## GIVEN REQUEST
Leave out the pictures and copy each record below exactly.

## PROVIDED ENTRIES

# # #

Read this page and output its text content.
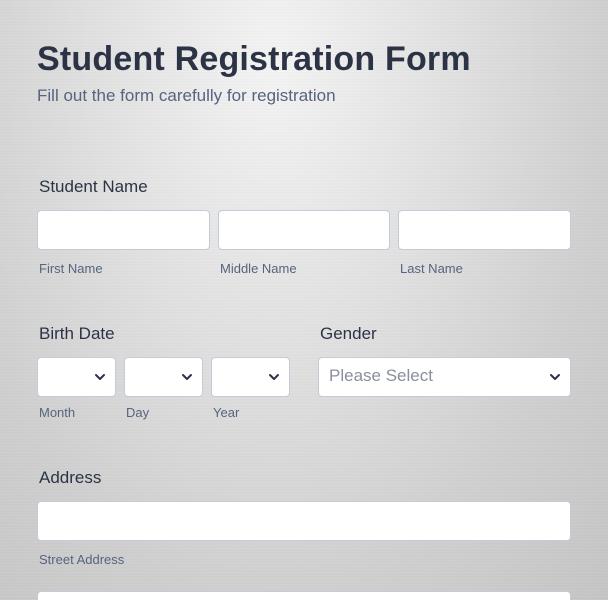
Student Registration Form
Fill out the form carefully for registration
Student Name
First Name	Middle Name	Last Name
Birth Date
Month	Day	Year
Gender
Please Select
Address
Street Address
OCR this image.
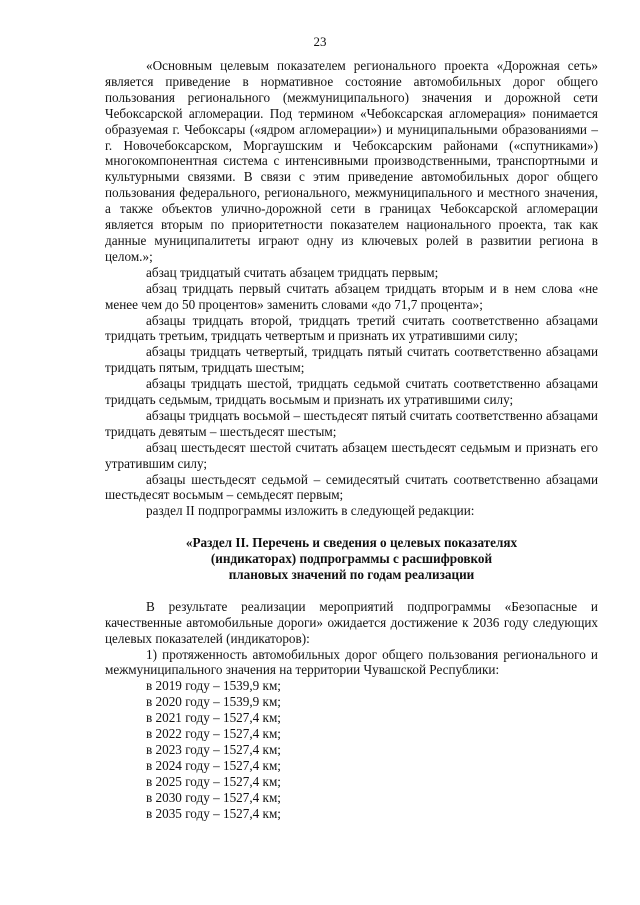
23

«Основным целевым показателем регионального проекта «Дорожная сеть» является приведение в нормативное состояние автомобильных дорог общего пользования регионального (межмуниципального) значения и дорожной сети Чебоксарской агломерации. Под термином «Чебоксарская агломерация» понимается образуемая г. Чебоксары («ядром агломерации») и муниципальными образованиями – г. Новочебоксарском, Моргаушским и Чебоксарским районами («спутниками») многокомпонентная система с интенсивными производственными, транспортными и культурными связями. В связи с этим приведение автомобильных дорог общего пользования федерального, регионального, межмуниципального и местного значения, а также объектов улично-дорожной сети в границах Чебоксарской агломерации является вторым по приоритетности показателем национального проекта, так как данные муниципалитеты играют одну из ключевых ролей в развитии региона в целом.»;

абзац тридцатый считать абзацем тридцать первым;

абзац тридцать первый считать абзацем тридцать вторым и в нем слова «не менее чем до 50 процентов» заменить словами «до 71,7 процента»;

абзацы тридцать второй, тридцать третий считать соответственно абзацами тридцать третьим, тридцать четвертым и признать их утратившими силу;

абзацы тридцать четвертый, тридцать пятый считать соответственно абзацами тридцать пятым, тридцать шестым;

абзацы тридцать шестой, тридцать седьмой считать соответственно абзацами тридцать седьмым, тридцать восьмым и признать их утратившими силу;

абзацы тридцать восьмой – шестьдесят пятый считать соответственно абзацами тридцать девятым – шестьдесят шестым;

абзац шестьдесят шестой считать абзацем шестьдесят седьмым и признать его утратившим силу;

абзацы шестьдесят седьмой – семидесятый считать соответственно абзацами шестьдесят восьмым – семьдесят первым;

раздел II подпрограммы изложить в следующей редакции:

«Раздел II. Перечень и сведения о целевых показателях

(индикаторах) подпрограммы с расшифровкой

плановых значений по годам реализации

В результате реализации мероприятий подпрограммы «Безопасные и качественные автомобильные дороги» ожидается достижение к 2036 году следующих целевых показателей (индикаторов):

1) протяженность автомобильных дорог общего пользования регионального и межмуниципального значения на территории Чувашской Республики:

в 2019 году – 1539,9 км;

в 2020 году – 1539,9 км;

в 2021 году – 1527,4 км;

в 2022 году – 1527,4 км;

в 2023 году – 1527,4 км;

в 2024 году – 1527,4 км;

в 2025 году – 1527,4 км;

в 2030 году – 1527,4 км;

в 2035 году – 1527,4 км;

# # #

## RESPONSE TO THIS EXERCISE
Read this page and output its text content.
Student Registration Form
Fill out the form carefully for registration
Student Name
First Name	Middle Name	Last Name
Birth Date
Month	Day	Year
Gender
Please Select
Address
Street Address
OCR this image.
23

«Основным целевым показателем регионального проекта «Дорожная сеть» является приведение в нормативное состояние автомобильных дорог общего пользования регионального (межмуниципального) значения и дорожной сети Чебоксарской агломерации. Под термином «Чебоксарская агломерация» понимается образуемая г. Чебоксары («ядром агломерации») и муниципальными образованиями – г. Новочебоксарском, Моргаушским и Чебоксарским районами («спутниками») многокомпонентная система с интенсивными производственными, транспортными и культурными связями. В связи с этим приведение автомобильных дорог общего пользования федерального, регионального, межмуниципального и местного значения, а также объектов улично-дорожной сети в границах Чебоксарской агломерации является вторым по приоритетности показателем национального проекта, так как данные муниципалитеты играют одну из ключевых ролей в развитии региона в целом.»;

абзац тридцатый считать абзацем тридцать первым;

абзац тридцать первый считать абзацем тридцать вторым и в нем слова «не менее чем до 50 процентов» заменить словами «до 71,7 процента»;

абзацы тридцать второй, тридцать третий считать соответственно абзацами тридцать третьим, тридцать четвертым и признать их утратившими силу;

абзацы тридцать четвертый, тридцать пятый считать соответственно абзацами тридцать пятым, тридцать шестым;

абзацы тридцать шестой, тридцать седьмой считать соответственно абзацами тридцать седьмым, тридцать восьмым и признать их утратившими силу;

абзацы тридцать восьмой – шестьдесят пятый считать соответственно абзацами тридцать девятым – шестьдесят шестым;

абзац шестьдесят шестой считать абзацем шестьдесят седьмым и признать его утратившим силу;

абзацы шестьдесят седьмой – семидесятый считать соответственно абзацами шестьдесят восьмым – семьдесят первым;

раздел II подпрограммы изложить в следующей редакции:

«Раздел II. Перечень и сведения о целевых показателях

(индикаторах) подпрограммы с расшифровкой

плановых значений по годам реализации

В результате реализации мероприятий подпрограммы «Безопасные и качественные автомобильные дороги» ожидается достижение к 2036 году следующих целевых показателей (индикаторов):

1) протяженность автомобильных дорог общего пользования регионального и межмуниципального значения на территории Чувашской Республики:

в 2019 году – 1539,9 км;

в 2020 году – 1539,9 км;

в 2021 году – 1527,4 км;

в 2022 году – 1527,4 км;

в 2023 году – 1527,4 км;

в 2024 году – 1527,4 км;

в 2025 году – 1527,4 км;

в 2030 году – 1527,4 км;

в 2035 году – 1527,4 км;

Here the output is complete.